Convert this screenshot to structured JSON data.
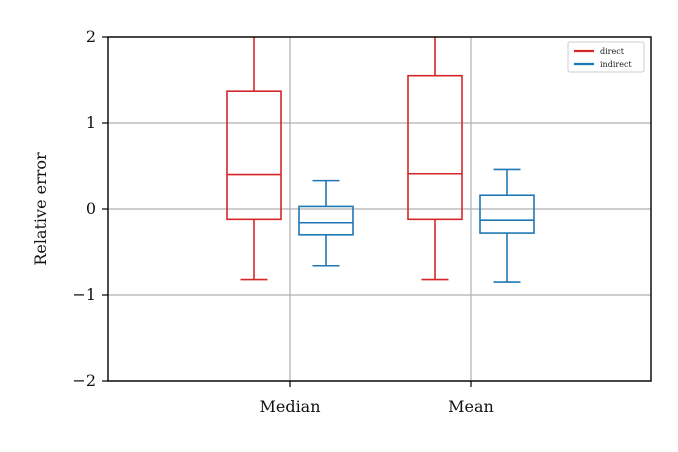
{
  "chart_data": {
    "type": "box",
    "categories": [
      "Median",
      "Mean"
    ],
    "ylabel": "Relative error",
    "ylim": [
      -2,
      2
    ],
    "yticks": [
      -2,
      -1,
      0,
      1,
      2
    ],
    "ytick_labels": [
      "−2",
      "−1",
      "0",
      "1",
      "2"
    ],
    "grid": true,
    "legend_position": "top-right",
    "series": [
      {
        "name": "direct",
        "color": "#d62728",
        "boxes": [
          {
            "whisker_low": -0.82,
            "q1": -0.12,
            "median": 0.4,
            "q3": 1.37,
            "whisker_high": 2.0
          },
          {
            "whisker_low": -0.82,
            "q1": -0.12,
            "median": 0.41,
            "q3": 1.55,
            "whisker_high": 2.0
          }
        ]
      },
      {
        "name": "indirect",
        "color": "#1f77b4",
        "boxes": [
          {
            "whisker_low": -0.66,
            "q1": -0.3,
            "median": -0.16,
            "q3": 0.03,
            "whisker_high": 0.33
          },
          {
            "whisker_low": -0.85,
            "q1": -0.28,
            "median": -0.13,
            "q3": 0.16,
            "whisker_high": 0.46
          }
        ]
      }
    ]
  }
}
====
- _Short task_: Without the pictures, write out all of the material exactly.

- _Finished task_:
Convert this screenshot to structured JSON data.
{
  "chart_data": {
    "type": "box",
    "categories": [
      "Median",
      "Mean"
    ],
    "ylabel": "Relative error",
    "ylim": [
      -2,
      2
    ],
    "yticks": [
      -2,
      -1,
      0,
      1,
      2
    ],
    "ytick_labels": [
      "−2",
      "−1",
      "0",
      "1",
      "2"
    ],
    "grid": true,
    "legend_position": "top-right",
    "series": [
      {
        "name": "direct",
        "color": "#d62728",
        "boxes": [
          {
            "whisker_low": -0.82,
            "q1": -0.12,
            "median": 0.4,
            "q3": 1.37,
            "whisker_high": 2.0
          },
          {
            "whisker_low": -0.82,
            "q1": -0.12,
            "median": 0.41,
            "q3": 1.55,
            "whisker_high": 2.0
          }
        ]
      },
      {
        "name": "indirect",
        "color": "#1f77b4",
        "boxes": [
          {
            "whisker_low": -0.66,
            "q1": -0.3,
            "median": -0.16,
            "q3": 0.03,
            "whisker_high": 0.33
          },
          {
            "whisker_low": -0.85,
            "q1": -0.28,
            "median": -0.13,
            "q3": 0.16,
            "whisker_high": 0.46
          }
        ]
      }
    ]
  }
}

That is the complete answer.